*YOUR GOAL*
Could you copy exactly the lines from the one containing "Read this page and output its text content." through the last line of the records below, leaving out any pictures?
--- Start of DATA FOR THIS TASK ---
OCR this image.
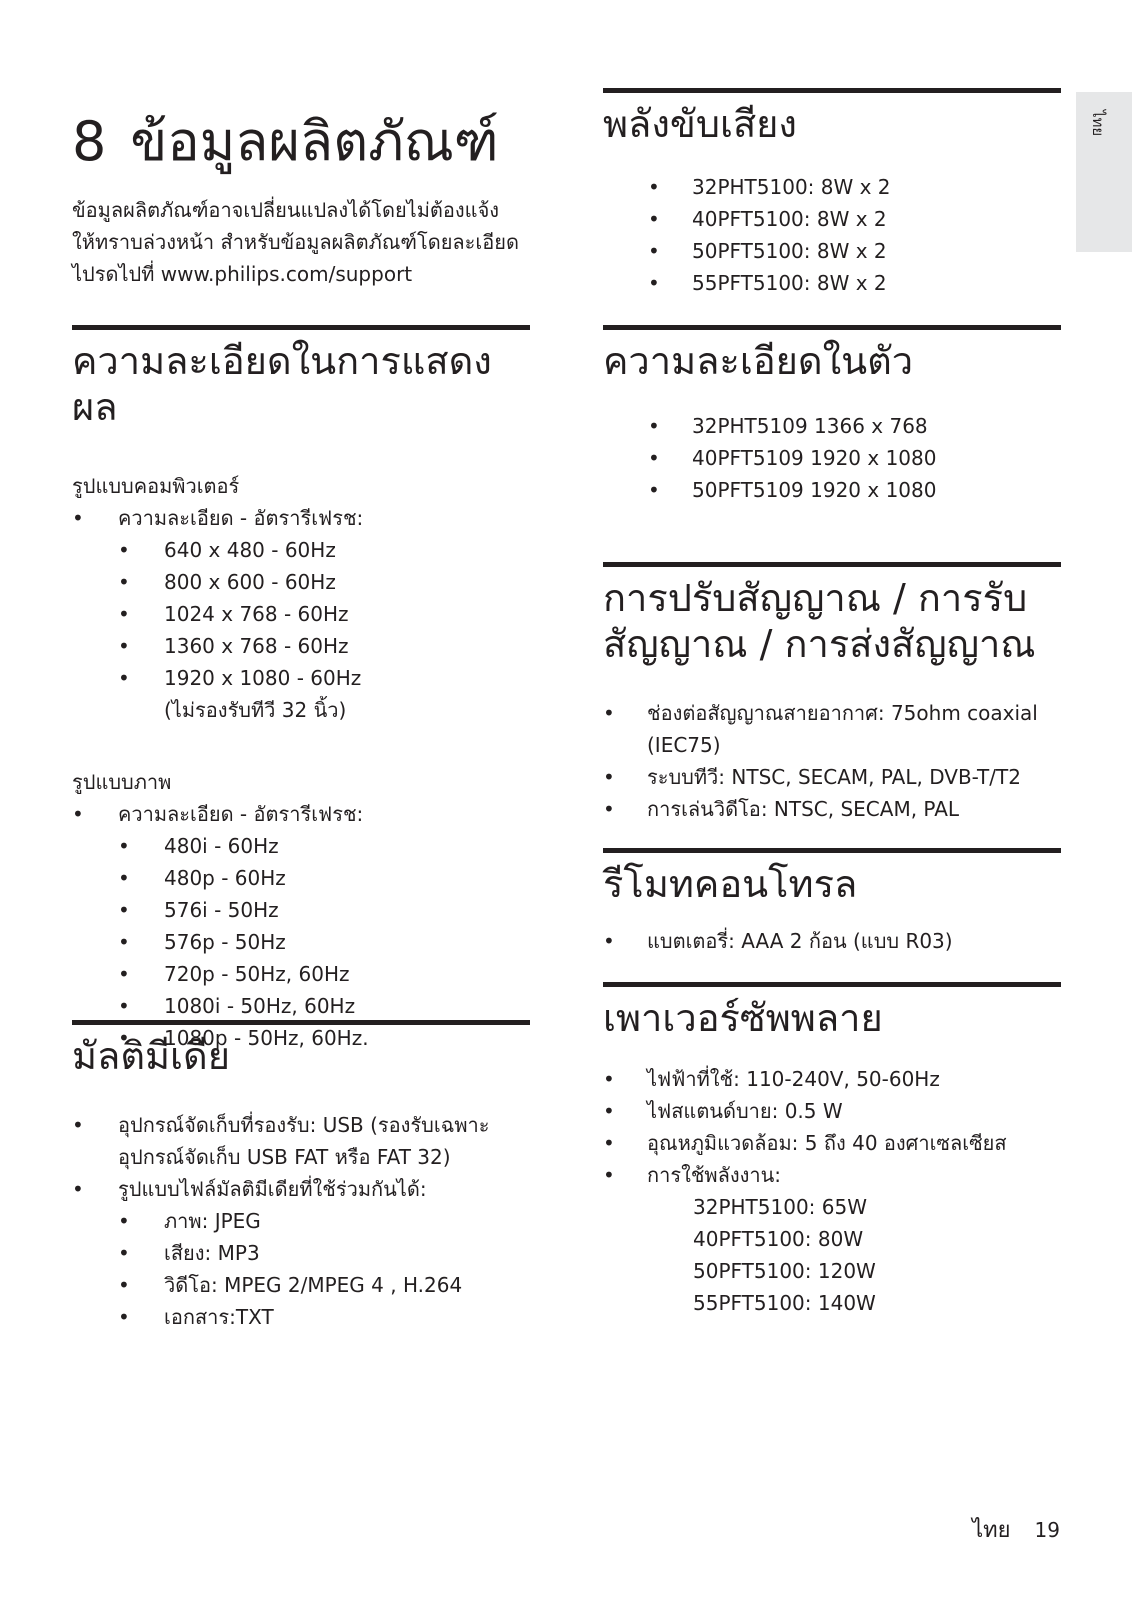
8 ข้อมูลผลิตภัณฑ์

ข้อมูลผลิตภัณฑ์อาจเปลี่ยนแปลงได้โดยไม่ต้องแจ้ง

ให้ทราบล่วงหน้า สำหรับข้อมูลผลิตภัณฑ์โดยละเอียด

ไปรดไปที่ www.philips.com/support

ความละเอียดในการแสดงผล

รูปแบบคอมพิวเตอร์

• ความละเอียด - อัตรารีเฟรช:
• 640 x 480 - 60Hz
• 800 x 600 - 60Hz
• 1024 x 768 - 60Hz
• 1360 x 768 - 60Hz
• 1920 x 1080 - 60Hz
(ไม่รองรับทีวี 32 นิ้ว)

รูปแบบภาพ

• ความละเอียด - อัตรารีเฟรช:
• 480i - 60Hz
• 480p - 60Hz
• 576i - 50Hz
• 576p - 50Hz
• 720p - 50Hz, 60Hz
• 1080i - 50Hz, 60Hz
• 1080p - 50Hz, 60Hz.
มัลติมีเดีย
• อุปกรณ์จัดเก็บที่รองรับ: USB (รองรับเฉพาะ
อุปกรณ์จัดเก็บ USB FAT หรือ FAT 32)
• รูปแบบไฟล์มัลติมีเดียที่ใช้ร่วมกันได้:
• ภาพ: JPEG
• เสียง: MP3
• วิดีโอ: MPEG 2/MPEG 4 , H.264
• เอกสาร:TXT
พลังขับเสียง
• 32PHT5100: 8W x 2
• 40PFT5100: 8W x 2
• 50PFT5100: 8W x 2
• 55PFT5100: 8W x 2
ความละเอียดในตัว
• 32PHT5109 1366 x 768
• 40PFT5109 1920 x 1080
• 50PFT5109 1920 x 1080
การปรับสัญญาณ / การรับ
สัญญาณ / การส่งสัญญาณ
• ช่องต่อสัญญาณสายอากาศ: 75ohm coaxial
(IEC75)
• ระบบทีวี: NTSC, SECAM, PAL, DVB-T/T2
• การเล่นวิดีโอ: NTSC, SECAM, PAL
รีโมทคอนโทรล
• แบตเตอรี่: AAA 2 ก้อน (แบบ R03)
เพาเวอร์ซัพพลาย
• ไฟฟ้าที่ใช้: 110-240V, 50-60Hz
• ไฟสแตนด์บาย: 0.5 W
• อุณหภูมิแวดล้อม: 5 ถึง 40 องศาเซลเซียส
• การใช้พลังงาน:

32PHT5100: 65W

40PFT5100: 80W

50PFT5100: 120W

55PFT5100: 140W

ไทย
ไทย 19
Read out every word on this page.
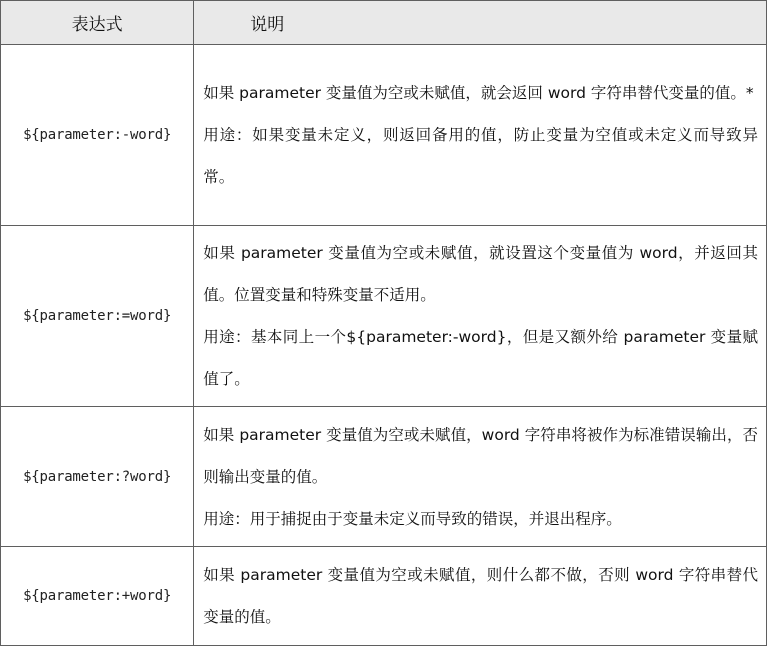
表达式	说明
${parameter:-word}	如果 parameter 变量值为空或未赋值，就会返回 word 字符串替代变量的值。*

用途：如果变量未定义，则返回备用的值，防止变量为空值或未定义而导致异常。

${parameter:=word}	如果 parameter 变量值为空或未赋值，就设置这个变量值为 word，并返回其值。位置变量和特殊变量不适用。

用途：基本同上一个${parameter:-word}，但是又额外给 parameter 变量赋值了。

${parameter:?word}	如果 parameter 变量值为空或未赋值，word 字符串将被作为标准错误输出，否则输出变量的值。

用途：用于捕捉由于变量未定义而导致的错误，并退出程序。

${parameter:+word}	如果 parameter 变量值为空或未赋值，则什么都不做，否则 word 字符串替代变量的值。
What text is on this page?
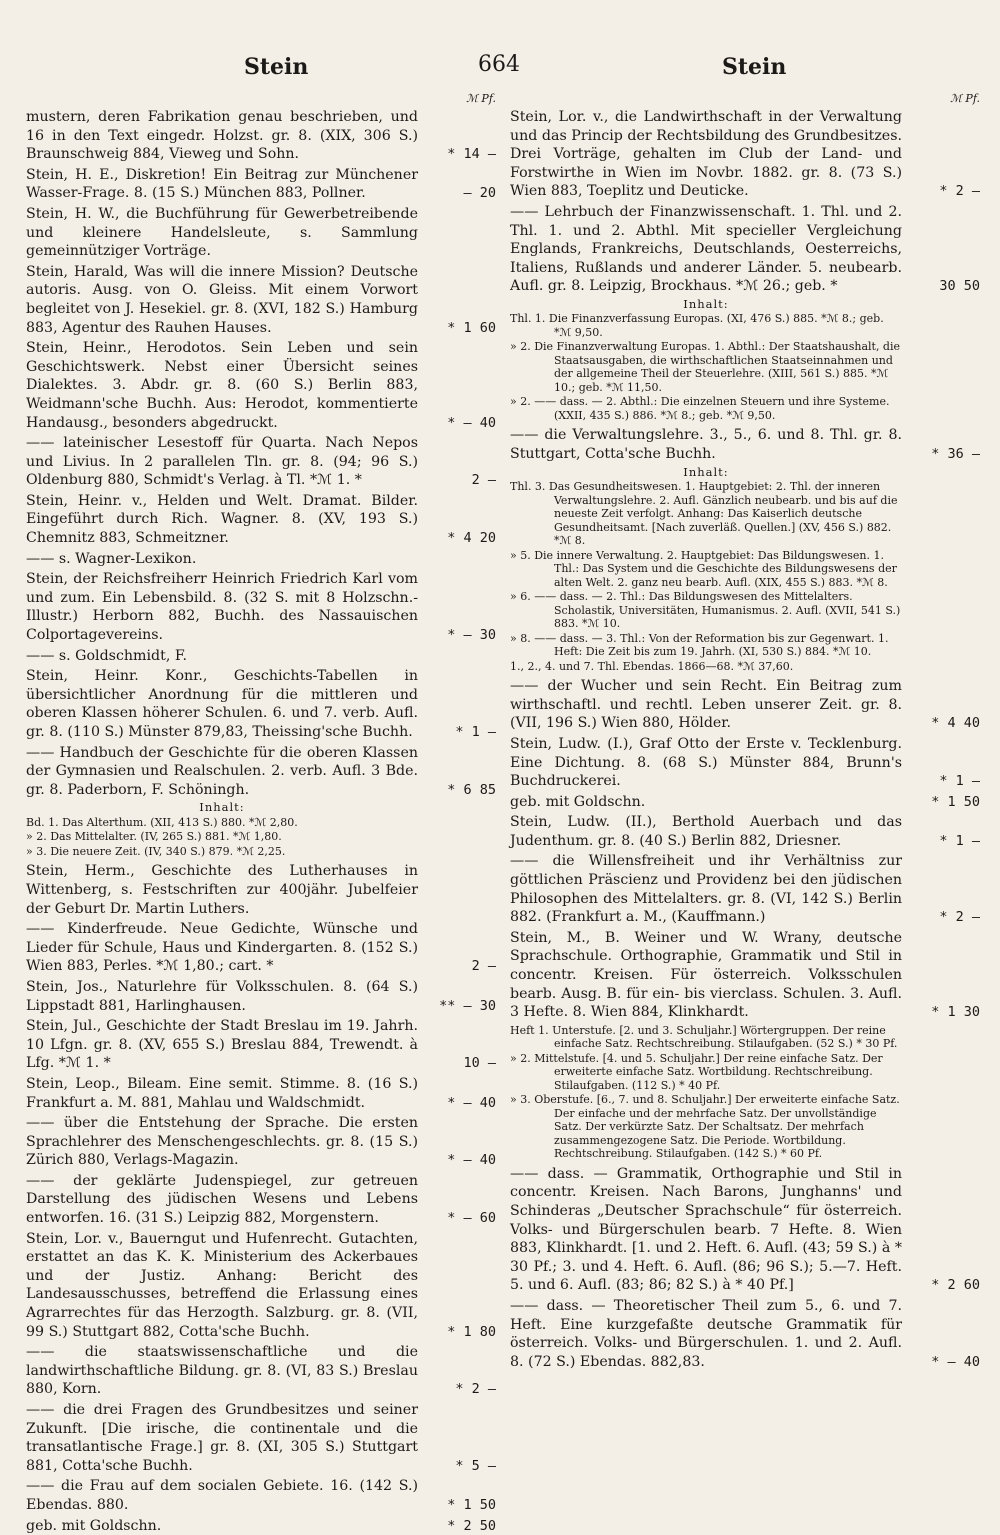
Stein	664	Stein
ℳ Pf.
mustern, deren Fabrikation genau beschrieben, und 16 in den Text eingedr. Holzst. gr. 8. (XIX, 306 S.) Braunschweig 884, Vieweg und Sohn.	* 14 —
Stein, H. E., Diskretion! Ein Beitrag zur Münchener Wasser-Frage. 8. (15 S.) München 883, Pollner.	— 20
Stein, H. W., die Buchführung für Gewerbetreibende und kleinere Handelsleute, s. Sammlung gemeinnütziger Vorträge.
Stein, Harald, Was will die innere Mission? Deutsche autoris. Ausg. von O. Gleiss. Mit einem Vorwort begleitet von J. Hesekiel. gr. 8. (XVI, 182 S.) Hamburg 883, Agentur des Rauhen Hauses.	* 1 60
Stein, Heinr., Herodotos. Sein Leben und sein Geschichtswerk. Nebst einer Übersicht seines Dialektes. 3. Abdr. gr. 8. (60 S.) Berlin 883, Weidmann'sche Buchh. Aus: Herodot, kommentierte Handausg., besonders abgedruckt.	* — 40
—— lateinischer Lesestoff für Quarta. Nach Nepos und Livius. In 2 parallelen Tln. gr. 8. (94; 96 S.) Oldenburg 880, Schmidt's Verlag. à Tl. *ℳ 1. *	2 —
Stein, Heinr. v., Helden und Welt. Dramat. Bilder. Eingeführt durch Rich. Wagner. 8. (XV, 193 S.) Chemnitz 883, Schmeitzner.	* 4 20
—— s. Wagner-Lexikon.
Stein, der Reichsfreiherr Heinrich Friedrich Karl vom und zum. Ein Lebensbild. 8. (32 S. mit 8 Holzschn.-Illustr.) Herborn 882, Buchh. des Nassauischen Colportagevereins.	* — 30
—— s. Goldschmidt, F.
Stein, Heinr. Konr., Geschichts-Tabellen in übersichtlicher Anordnung für die mittleren und oberen Klassen höherer Schulen. 6. und 7. verb. Aufl. gr. 8. (110 S.) Münster 879,83, Theissing'sche Buchh.	* 1 —
—— Handbuch der Geschichte für die oberen Klassen der Gymnasien und Realschulen. 2. verb. Aufl. 3 Bde. gr. 8. Paderborn, F. Schöningh.	* 6 85
Inhalt:
Bd. 1. Das Alterthum. (XII, 413 S.) 880. *ℳ 2,80.
» 2. Das Mittelalter. (IV, 265 S.) 881. *ℳ 1,80.
» 3. Die neuere Zeit. (IV, 340 S.) 879. *ℳ 2,25.
Stein, Herm., Geschichte des Lutherhauses in Wittenberg, s. Festschriften zur 400jähr. Jubelfeier der Geburt Dr. Martin Luthers.
—— Kinderfreude. Neue Gedichte, Wünsche und Lieder für Schule, Haus und Kindergarten. 8. (152 S.) Wien 883, Perles. *ℳ 1,80.; cart. *	2 —
Stein, Jos., Naturlehre für Volksschulen. 8. (64 S.) Lippstadt 881, Harlinghausen.	** — 30
Stein, Jul., Geschichte der Stadt Breslau im 19. Jahrh. 10 Lfgn. gr. 8. (XV, 655 S.) Breslau 884, Trewendt. à Lfg. *ℳ 1. *	10 —
Stein, Leop., Bileam. Eine semit. Stimme. 8. (16 S.) Frankfurt a. M. 881, Mahlau und Waldschmidt.	* — 40
—— über die Entstehung der Sprache. Die ersten Sprachlehrer des Menschengeschlechts. gr. 8. (15 S.) Zürich 880, Verlags-Magazin.	* — 40
—— der geklärte Judenspiegel, zur getreuen Darstellung des jüdischen Wesens und Lebens entworfen. 16. (31 S.) Leipzig 882, Morgenstern.	* — 60
Stein, Lor. v., Bauerngut und Hufenrecht. Gutachten, erstattet an das K. K. Ministerium des Ackerbaues und der Justiz. Anhang: Bericht des Landesausschusses, betreffend die Erlassung eines Agrarrechtes für das Herzogth. Salzburg. gr. 8. (VII, 99 S.) Stuttgart 882, Cotta'sche Buchh.	* 1 80
—— die staatswissenschaftliche und die landwirthschaftliche Bildung. gr. 8. (VI, 83 S.) Breslau 880, Korn.	* 2 —
—— die drei Fragen des Grundbesitzes und seiner Zukunft. [Die irische, die continentale und die transatlantische Frage.] gr. 8. (XI, 305 S.) Stuttgart 881, Cotta'sche Buchh.	* 5 —
—— die Frau auf dem socialen Gebiete. 16. (142 S.) Ebendas. 880.	* 1 50
geb. mit Goldschn.	* 2 50
ℳ Pf.
Stein, Lor. v., die Landwirthschaft in der Verwaltung und das Princip der Rechtsbildung des Grundbesitzes. Drei Vorträge, gehalten im Club der Land- und Forstwirthe in Wien im Novbr. 1882. gr. 8. (73 S.) Wien 883, Toeplitz und Deuticke.	* 2 —
—— Lehrbuch der Finanzwissenschaft. 1. Thl. und 2. Thl. 1. und 2. Abthl. Mit specieller Vergleichung Englands, Frankreichs, Deutschlands, Oesterreichs, Italiens, Rußlands und anderer Länder. 5. neubearb. Aufl. gr. 8. Leipzig, Brockhaus. *ℳ 26.; geb. *	30 50
Inhalt:
Thl. 1. Die Finanzverfassung Europas. (XI, 476 S.) 885. *ℳ 8.; geb. *ℳ 9,50.
» 2. Die Finanzverwaltung Europas. 1. Abthl.: Der Staatshaushalt, die Staatsausgaben, die wirthschaftlichen Staatseinnahmen und der allgemeine Theil der Steuerlehre. (XIII, 561 S.) 885. *ℳ 10.; geb. *ℳ 11,50.
» 2. —— dass. — 2. Abthl.: Die einzelnen Steuern und ihre Systeme. (XXII, 435 S.) 886. *ℳ 8.; geb. *ℳ 9,50.
—— die Verwaltungslehre. 3., 5., 6. und 8. Thl. gr. 8. Stuttgart, Cotta'sche Buchh.	* 36 —
Inhalt:
Thl. 3. Das Gesundheitswesen. 1. Hauptgebiet: 2. Thl. der inneren Verwaltungslehre. 2. Aufl. Gänzlich neubearb. und bis auf die neueste Zeit verfolgt. Anhang: Das Kaiserlich deutsche Gesundheitsamt. [Nach zuverläß. Quellen.] (XV, 456 S.) 882. *ℳ 8.
» 5. Die innere Verwaltung. 2. Hauptgebiet: Das Bildungswesen. 1. Thl.: Das System und die Geschichte des Bildungswesens der alten Welt. 2. ganz neu bearb. Aufl. (XIX, 455 S.) 883. *ℳ 8.
» 6. —— dass. — 2. Thl.: Das Bildungswesen des Mittelalters. Scholastik, Universitäten, Humanismus. 2. Aufl. (XVII, 541 S.) 883. *ℳ 10.
» 8. —— dass. — 3. Thl.: Von der Reformation bis zur Gegenwart. 1. Heft: Die Zeit bis zum 19. Jahrh. (XI, 530 S.) 884. *ℳ 10.
1., 2., 4. und 7. Thl. Ebendas. 1866—68. *ℳ 37,60.
—— der Wucher und sein Recht. Ein Beitrag zum wirthschaftl. und rechtl. Leben unserer Zeit. gr. 8. (VII, 196 S.) Wien 880, Hölder.	* 4 40
Stein, Ludw. (I.), Graf Otto der Erste v. Tecklenburg. Eine Dichtung. 8. (68 S.) Münster 884, Brunn's Buchdruckerei.	* 1 —
geb. mit Goldschn.	* 1 50
Stein, Ludw. (II.), Berthold Auerbach und das Judenthum. gr. 8. (40 S.) Berlin 882, Driesner.	* 1 —
—— die Willensfreiheit und ihr Verhältniss zur göttlichen Präscienz und Providenz bei den jüdischen Philosophen des Mittelalters. gr. 8. (VI, 142 S.) Berlin 882. (Frankfurt a. M., (Kauffmann.)	* 2 —
Stein, M., B. Weiner und W. Wrany, deutsche Sprachschule. Orthographie, Grammatik und Stil in concentr. Kreisen. Für österreich. Volksschulen bearb. Ausg. B. für ein- bis vierclass. Schulen. 3. Aufl. 3 Hefte. 8. Wien 884, Klinkhardt.	* 1 30
Heft 1. Unterstufe. [2. und 3. Schuljahr.] Wörtergruppen. Der reine einfache Satz. Rechtschreibung. Stilaufgaben. (52 S.) * 30 Pf.
» 2. Mittelstufe. [4. und 5. Schuljahr.] Der reine einfache Satz. Der erweiterte einfache Satz. Wortbildung. Rechtschreibung. Stilaufgaben. (112 S.) * 40 Pf.
» 3. Oberstufe. [6., 7. und 8. Schuljahr.] Der erweiterte einfache Satz. Der einfache und der mehrfache Satz. Der unvollständige Satz. Der verkürzte Satz. Der Schaltsatz. Der mehrfach zusammengezogene Satz. Die Periode. Wortbildung. Rechtschreibung. Stilaufgaben. (142 S.) * 60 Pf.
—— dass. — Grammatik, Orthographie und Stil in concentr. Kreisen. Nach Barons, Junghanns' und Schinderas „Deutscher Sprachschule“ für österreich. Volks- und Bürgerschulen bearb. 7 Hefte. 8. Wien 883, Klinkhardt. [1. und 2. Heft. 6. Aufl. (43; 59 S.) à * 30 Pf.; 3. und 4. Heft. 6. Aufl. (86; 96 S.); 5.—7. Heft. 5. und 6. Aufl. (83; 86; 82 S.) à * 40 Pf.]	* 2 60
—— dass. — Theoretischer Theil zum 5., 6. und 7. Heft. Eine kurzgefaßte deutsche Grammatik für österreich. Volks- und Bürgerschulen. 1. und 2. Aufl. 8. (72 S.) Ebendas. 882,83.	* — 40
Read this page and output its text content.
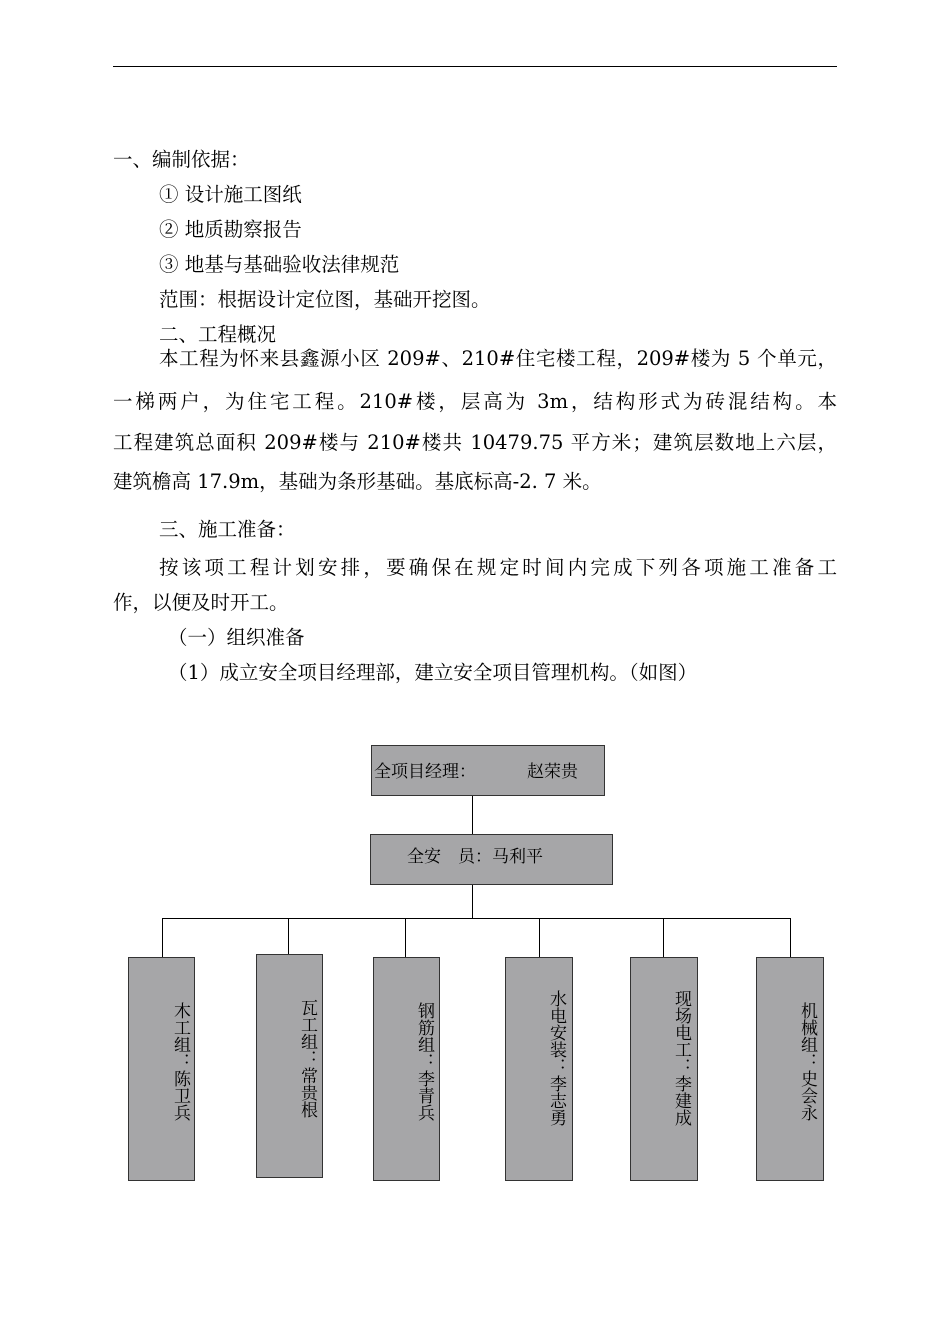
一、编制依据：
① 设计施工图纸
② 地质勘察报告
③ 地基与基础验收法律规范
范围：根据设计定位图，基础开挖图。
二、工程概况
本工程为怀来县鑫源小区 209#、210#住宅楼工程，209#楼为 5 个单元，
一梯两户，为住宅工程。210#楼，层高为 3m，结构形式为砖混结构。本
工程建筑总面积 209#楼与 210#楼共 10479.75 平方米；建筑层数地上六层，
建筑檐高 17.9m，基础为条形基础。基底标高-2. 7 米。
三、施工准备：
按该项工程计划安排，要确保在规定时间内完成下列各项施工准备工
作，以便及时开工。
（一）组织准备
（1）成立安全项目经理部，建立安全项目管理机构。（如图）
全项目经理：	赵荣贵
全安　员：马利平
木工组：陈卫兵	瓦工组：常贵根	钢筋组：李青兵	水电安装：李志勇	现场电工：李建成	机械组：史会永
--- End of DATA FOR THIS TASK ---
*SOLVED EXERCISE*
Read this page and output its text content.
一、编制依据：
① 设计施工图纸
② 地质勘察报告
③ 地基与基础验收法律规范
范围：根据设计定位图，基础开挖图。
二、工程概况
本工程为怀来县鑫源小区 209#、210#住宅楼工程，209#楼为 5 个单元，
一梯两户，为住宅工程。210#楼，层高为 3m，结构形式为砖混结构。本
工程建筑总面积 209#楼与 210#楼共 10479.75 平方米；建筑层数地上六层，
建筑檐高 17.9m，基础为条形基础。基底标高-2. 7 米。
三、施工准备：
按该项工程计划安排，要确保在规定时间内完成下列各项施工准备工
作，以便及时开工。
（一）组织准备
（1）成立安全项目经理部，建立安全项目管理机构。（如图）
全项目经理：	赵荣贵
全安　员：马利平
木工组：陈卫兵	瓦工组：常贵根	钢筋组：李青兵	水电安装：李志勇	现场电工：李建成	机械组：史会永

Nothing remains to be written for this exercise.